Aim: Can the data below be echoed back word for word?

(Saved entries)
════

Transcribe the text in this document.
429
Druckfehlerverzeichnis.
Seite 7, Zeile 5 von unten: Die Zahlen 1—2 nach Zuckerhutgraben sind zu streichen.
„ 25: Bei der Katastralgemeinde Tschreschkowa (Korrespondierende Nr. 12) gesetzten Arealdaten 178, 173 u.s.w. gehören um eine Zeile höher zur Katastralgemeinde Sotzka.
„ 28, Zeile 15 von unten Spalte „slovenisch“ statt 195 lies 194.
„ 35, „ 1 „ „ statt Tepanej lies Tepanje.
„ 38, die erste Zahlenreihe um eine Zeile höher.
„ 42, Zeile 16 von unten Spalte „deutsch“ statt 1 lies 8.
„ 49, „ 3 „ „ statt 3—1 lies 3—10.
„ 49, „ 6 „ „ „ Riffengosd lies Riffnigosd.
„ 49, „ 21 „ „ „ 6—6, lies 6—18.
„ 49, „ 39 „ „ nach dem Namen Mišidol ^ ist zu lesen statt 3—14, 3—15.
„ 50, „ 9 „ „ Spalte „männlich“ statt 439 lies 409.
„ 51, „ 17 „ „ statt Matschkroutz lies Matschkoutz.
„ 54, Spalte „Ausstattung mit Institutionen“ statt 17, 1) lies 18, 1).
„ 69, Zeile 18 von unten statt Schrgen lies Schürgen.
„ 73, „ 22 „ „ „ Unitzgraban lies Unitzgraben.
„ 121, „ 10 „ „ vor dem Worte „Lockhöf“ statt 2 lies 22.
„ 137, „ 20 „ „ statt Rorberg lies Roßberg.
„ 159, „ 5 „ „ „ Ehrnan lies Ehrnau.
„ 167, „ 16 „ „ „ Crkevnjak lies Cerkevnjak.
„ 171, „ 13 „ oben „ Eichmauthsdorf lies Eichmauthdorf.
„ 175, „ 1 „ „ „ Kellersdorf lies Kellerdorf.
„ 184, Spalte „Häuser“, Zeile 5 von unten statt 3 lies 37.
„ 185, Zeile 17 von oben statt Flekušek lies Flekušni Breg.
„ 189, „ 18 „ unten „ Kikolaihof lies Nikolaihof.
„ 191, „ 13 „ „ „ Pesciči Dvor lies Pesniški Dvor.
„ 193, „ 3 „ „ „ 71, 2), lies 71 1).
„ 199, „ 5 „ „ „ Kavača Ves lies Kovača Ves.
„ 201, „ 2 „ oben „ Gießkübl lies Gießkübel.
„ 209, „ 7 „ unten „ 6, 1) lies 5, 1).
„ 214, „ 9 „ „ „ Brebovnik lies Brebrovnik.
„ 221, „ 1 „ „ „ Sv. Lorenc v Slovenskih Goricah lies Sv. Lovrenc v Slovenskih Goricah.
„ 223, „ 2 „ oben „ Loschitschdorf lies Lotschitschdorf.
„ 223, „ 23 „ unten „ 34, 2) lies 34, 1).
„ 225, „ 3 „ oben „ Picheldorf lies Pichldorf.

════

Solution to the exercise:
Transcribe the text in this document.
429
Druckfehlerverzeichnis.
Seite 7, Zeile 5 von unten: Die Zahlen 1—2 nach Zuckerhutgraben sind zu streichen.
„ 25: Bei der Katastralgemeinde Tschreschkowa (Korrespondierende Nr. 12) gesetzten Arealdaten 178, 173 u.s.w. gehören um eine Zeile höher zur Katastralgemeinde Sotzka.
„ 28, Zeile 15 von unten Spalte „slovenisch“ statt 195 lies 194.
„ 35, „ 1 „ „ statt Tepanej lies Tepanje.
„ 38, die erste Zahlenreihe um eine Zeile höher.
„ 42, Zeile 16 von unten Spalte „deutsch“ statt 1 lies 8.
„ 49, „ 3 „ „ statt 3—1 lies 3—10.
„ 49, „ 6 „ „ „ Riffengosd lies Riffnigosd.
„ 49, „ 21 „ „ „ 6—6, lies 6—18.
„ 49, „ 39 „ „ nach dem Namen Mišidol ^ ist zu lesen statt 3—14, 3—15.
„ 50, „ 9 „ „ Spalte „männlich“ statt 439 lies 409.
„ 51, „ 17 „ „ statt Matschkroutz lies Matschkoutz.
„ 54, Spalte „Ausstattung mit Institutionen“ statt 17, 1) lies 18, 1).
„ 69, Zeile 18 von unten statt Schrgen lies Schürgen.
„ 73, „ 22 „ „ „ Unitzgraban lies Unitzgraben.
„ 121, „ 10 „ „ vor dem Worte „Lockhöf“ statt 2 lies 22.
„ 137, „ 20 „ „ statt Rorberg lies Roßberg.
„ 159, „ 5 „ „ „ Ehrnan lies Ehrnau.
„ 167, „ 16 „ „ „ Crkevnjak lies Cerkevnjak.
„ 171, „ 13 „ oben „ Eichmauthsdorf lies Eichmauthdorf.
„ 175, „ 1 „ „ „ Kellersdorf lies Kellerdorf.
„ 184, Spalte „Häuser“, Zeile 5 von unten statt 3 lies 37.
„ 185, Zeile 17 von oben statt Flekušek lies Flekušni Breg.
„ 189, „ 18 „ unten „ Kikolaihof lies Nikolaihof.
„ 191, „ 13 „ „ „ Pesciči Dvor lies Pesniški Dvor.
„ 193, „ 3 „ „ „ 71, 2), lies 71 1).
„ 199, „ 5 „ „ „ Kavača Ves lies Kovača Ves.
„ 201, „ 2 „ oben „ Gießkübl lies Gießkübel.
„ 209, „ 7 „ unten „ 6, 1) lies 5, 1).
„ 214, „ 9 „ „ „ Brebovnik lies Brebrovnik.
„ 221, „ 1 „ „ „ Sv. Lorenc v Slovenskih Goricah lies Sv. Lovrenc v Slovenskih Goricah.
„ 223, „ 2 „ oben „ Loschitschdorf lies Lotschitschdorf.
„ 223, „ 23 „ unten „ 34, 2) lies 34, 1).
„ 225, „ 3 „ oben „ Picheldorf lies Pichldorf.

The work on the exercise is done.